— BEGIN RECORDS SHOWN —
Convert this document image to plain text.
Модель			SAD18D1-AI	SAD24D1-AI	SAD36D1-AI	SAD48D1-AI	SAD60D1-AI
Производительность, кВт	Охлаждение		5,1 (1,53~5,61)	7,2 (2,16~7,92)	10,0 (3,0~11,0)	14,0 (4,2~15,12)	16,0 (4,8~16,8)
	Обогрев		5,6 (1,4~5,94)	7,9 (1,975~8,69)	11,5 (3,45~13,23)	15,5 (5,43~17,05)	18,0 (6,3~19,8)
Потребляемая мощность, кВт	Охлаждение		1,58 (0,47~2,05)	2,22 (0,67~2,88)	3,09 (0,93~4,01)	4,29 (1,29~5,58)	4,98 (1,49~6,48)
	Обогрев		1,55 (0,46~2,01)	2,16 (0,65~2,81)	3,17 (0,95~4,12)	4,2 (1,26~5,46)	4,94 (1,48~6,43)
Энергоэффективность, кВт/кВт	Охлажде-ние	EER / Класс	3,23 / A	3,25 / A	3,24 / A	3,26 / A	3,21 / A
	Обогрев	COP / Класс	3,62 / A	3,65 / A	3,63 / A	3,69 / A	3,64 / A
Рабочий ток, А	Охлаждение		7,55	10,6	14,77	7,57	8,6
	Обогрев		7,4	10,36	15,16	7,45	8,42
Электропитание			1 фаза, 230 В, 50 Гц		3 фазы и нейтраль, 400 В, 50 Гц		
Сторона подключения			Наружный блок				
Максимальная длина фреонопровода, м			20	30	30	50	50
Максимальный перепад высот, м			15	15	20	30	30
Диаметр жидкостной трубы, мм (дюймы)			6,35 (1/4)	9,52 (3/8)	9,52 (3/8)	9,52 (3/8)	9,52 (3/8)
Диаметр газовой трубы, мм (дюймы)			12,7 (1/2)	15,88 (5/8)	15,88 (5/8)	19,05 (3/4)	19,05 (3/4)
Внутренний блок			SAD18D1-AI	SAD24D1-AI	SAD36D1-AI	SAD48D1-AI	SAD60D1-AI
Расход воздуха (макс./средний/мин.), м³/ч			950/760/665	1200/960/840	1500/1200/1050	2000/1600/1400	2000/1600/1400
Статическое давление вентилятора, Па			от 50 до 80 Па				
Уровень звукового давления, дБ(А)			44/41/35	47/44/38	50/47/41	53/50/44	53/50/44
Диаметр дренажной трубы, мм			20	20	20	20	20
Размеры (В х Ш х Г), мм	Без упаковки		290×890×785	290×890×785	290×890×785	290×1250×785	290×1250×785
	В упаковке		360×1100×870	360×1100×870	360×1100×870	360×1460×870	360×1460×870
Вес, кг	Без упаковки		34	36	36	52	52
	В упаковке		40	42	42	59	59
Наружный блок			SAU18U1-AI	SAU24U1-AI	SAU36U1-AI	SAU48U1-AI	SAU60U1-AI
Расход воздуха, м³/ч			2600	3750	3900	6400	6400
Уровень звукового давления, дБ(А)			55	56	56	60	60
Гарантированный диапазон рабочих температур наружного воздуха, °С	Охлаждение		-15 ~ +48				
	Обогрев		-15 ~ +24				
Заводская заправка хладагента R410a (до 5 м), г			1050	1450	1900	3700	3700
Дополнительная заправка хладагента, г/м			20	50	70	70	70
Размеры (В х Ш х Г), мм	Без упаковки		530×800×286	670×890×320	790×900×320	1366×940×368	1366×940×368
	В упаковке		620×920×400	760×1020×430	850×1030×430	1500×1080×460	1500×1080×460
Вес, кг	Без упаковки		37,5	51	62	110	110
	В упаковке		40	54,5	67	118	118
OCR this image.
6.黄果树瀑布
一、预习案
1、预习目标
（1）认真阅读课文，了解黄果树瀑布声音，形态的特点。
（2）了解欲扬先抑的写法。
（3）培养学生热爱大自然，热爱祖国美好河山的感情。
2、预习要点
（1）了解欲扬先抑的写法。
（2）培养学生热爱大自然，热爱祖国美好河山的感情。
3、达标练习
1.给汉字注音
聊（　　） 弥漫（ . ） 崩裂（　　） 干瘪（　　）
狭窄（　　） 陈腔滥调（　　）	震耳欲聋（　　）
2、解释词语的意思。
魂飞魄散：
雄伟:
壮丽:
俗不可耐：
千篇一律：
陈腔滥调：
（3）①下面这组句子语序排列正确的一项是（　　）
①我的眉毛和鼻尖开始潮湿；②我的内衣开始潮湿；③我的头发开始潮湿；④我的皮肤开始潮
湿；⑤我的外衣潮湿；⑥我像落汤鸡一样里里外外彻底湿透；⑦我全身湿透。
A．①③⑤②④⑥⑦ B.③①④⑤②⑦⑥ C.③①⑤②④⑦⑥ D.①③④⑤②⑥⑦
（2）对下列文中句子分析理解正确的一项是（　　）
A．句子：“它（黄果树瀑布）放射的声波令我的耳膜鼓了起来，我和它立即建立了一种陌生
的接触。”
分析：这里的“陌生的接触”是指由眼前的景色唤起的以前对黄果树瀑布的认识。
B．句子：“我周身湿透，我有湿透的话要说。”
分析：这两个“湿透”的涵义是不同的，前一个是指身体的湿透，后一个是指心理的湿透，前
— END RECORDS SHOWN —
- WORK INSTRUCTIONS
Quote all of the entries verbatim.

- SOLVED EXERCISE
Convert this document image to plain text.
Модель			SAD18D1-AI	SAD24D1-AI	SAD36D1-AI	SAD48D1-AI	SAD60D1-AI
Производительность, кВт	Охлаждение		5,1 (1,53~5,61)	7,2 (2,16~7,92)	10,0 (3,0~11,0)	14,0 (4,2~15,12)	16,0 (4,8~16,8)
	Обогрев		5,6 (1,4~5,94)	7,9 (1,975~8,69)	11,5 (3,45~13,23)	15,5 (5,43~17,05)	18,0 (6,3~19,8)
Потребляемая мощность, кВт	Охлаждение		1,58 (0,47~2,05)	2,22 (0,67~2,88)	3,09 (0,93~4,01)	4,29 (1,29~5,58)	4,98 (1,49~6,48)
	Обогрев		1,55 (0,46~2,01)	2,16 (0,65~2,81)	3,17 (0,95~4,12)	4,2 (1,26~5,46)	4,94 (1,48~6,43)
Энергоэффективность, кВт/кВт	Охлажде-ние	EER / Класс	3,23 / A	3,25 / A	3,24 / A	3,26 / A	3,21 / A
	Обогрев	COP / Класс	3,62 / A	3,65 / A	3,63 / A	3,69 / A	3,64 / A
Рабочий ток, А	Охлаждение		7,55	10,6	14,77	7,57	8,6
	Обогрев		7,4	10,36	15,16	7,45	8,42
Электропитание			1 фаза, 230 В, 50 Гц		3 фазы и нейтраль, 400 В, 50 Гц		
Сторона подключения			Наружный блок				
Максимальная длина фреонопровода, м			20	30	30	50	50
Максимальный перепад высот, м			15	15	20	30	30
Диаметр жидкостной трубы, мм (дюймы)			6,35 (1/4)	9,52 (3/8)	9,52 (3/8)	9,52 (3/8)	9,52 (3/8)
Диаметр газовой трубы, мм (дюймы)			12,7 (1/2)	15,88 (5/8)	15,88 (5/8)	19,05 (3/4)	19,05 (3/4)
Внутренний блок			SAD18D1-AI	SAD24D1-AI	SAD36D1-AI	SAD48D1-AI	SAD60D1-AI
Расход воздуха (макс./средний/мин.), м³/ч			950/760/665	1200/960/840	1500/1200/1050	2000/1600/1400	2000/1600/1400
Статическое давление вентилятора, Па			от 50 до 80 Па				
Уровень звукового давления, дБ(А)			44/41/35	47/44/38	50/47/41	53/50/44	53/50/44
Диаметр дренажной трубы, мм			20	20	20	20	20
Размеры (В х Ш х Г), мм	Без упаковки		290×890×785	290×890×785	290×890×785	290×1250×785	290×1250×785
	В упаковке		360×1100×870	360×1100×870	360×1100×870	360×1460×870	360×1460×870
Вес, кг	Без упаковки		34	36	36	52	52
	В упаковке		40	42	42	59	59
Наружный блок			SAU18U1-AI	SAU24U1-AI	SAU36U1-AI	SAU48U1-AI	SAU60U1-AI
Расход воздуха, м³/ч			2600	3750	3900	6400	6400
Уровень звукового давления, дБ(А)			55	56	56	60	60
Гарантированный диапазон рабочих температур наружного воздуха, °С	Охлаждение		-15 ~ +48				
	Обогрев		-15 ~ +24				
Заводская заправка хладагента R410a (до 5 м), г			1050	1450	1900	3700	3700
Дополнительная заправка хладагента, г/м			20	50	70	70	70
Размеры (В х Ш х Г), мм	Без упаковки		530×800×286	670×890×320	790×900×320	1366×940×368	1366×940×368
	В упаковке		620×920×400	760×1020×430	850×1030×430	1500×1080×460	1500×1080×460
Вес, кг	Без упаковки		37,5	51	62	110	110
	В упаковке		40	54,5	67	118	118
OCR this image.
6.黄果树瀑布
一、预习案
1、预习目标
（1）认真阅读课文，了解黄果树瀑布声音，形态的特点。
（2）了解欲扬先抑的写法。
（3）培养学生热爱大自然，热爱祖国美好河山的感情。
2、预习要点
（1）了解欲扬先抑的写法。
（2）培养学生热爱大自然，热爱祖国美好河山的感情。
3、达标练习
1.给汉字注音
聊（　　） 弥漫（ . ） 崩裂（　　） 干瘪（　　）
狭窄（　　） 陈腔滥调（　　）	震耳欲聋（　　）
2、解释词语的意思。
魂飞魄散：
雄伟:
壮丽:
俗不可耐：
千篇一律：
陈腔滥调：
（3）①下面这组句子语序排列正确的一项是（　　）
①我的眉毛和鼻尖开始潮湿；②我的内衣开始潮湿；③我的头发开始潮湿；④我的皮肤开始潮
湿；⑤我的外衣潮湿；⑥我像落汤鸡一样里里外外彻底湿透；⑦我全身湿透。
A．①③⑤②④⑥⑦ B.③①④⑤②⑦⑥ C.③①⑤②④⑦⑥ D.①③④⑤②⑥⑦
（2）对下列文中句子分析理解正确的一项是（　　）
A．句子：“它（黄果树瀑布）放射的声波令我的耳膜鼓了起来，我和它立即建立了一种陌生
的接触。”
分析：这里的“陌生的接触”是指由眼前的景色唤起的以前对黄果树瀑布的认识。
B．句子：“我周身湿透，我有湿透的话要说。”
分析：这两个“湿透”的涵义是不同的，前一个是指身体的湿透，后一个是指心理的湿透，前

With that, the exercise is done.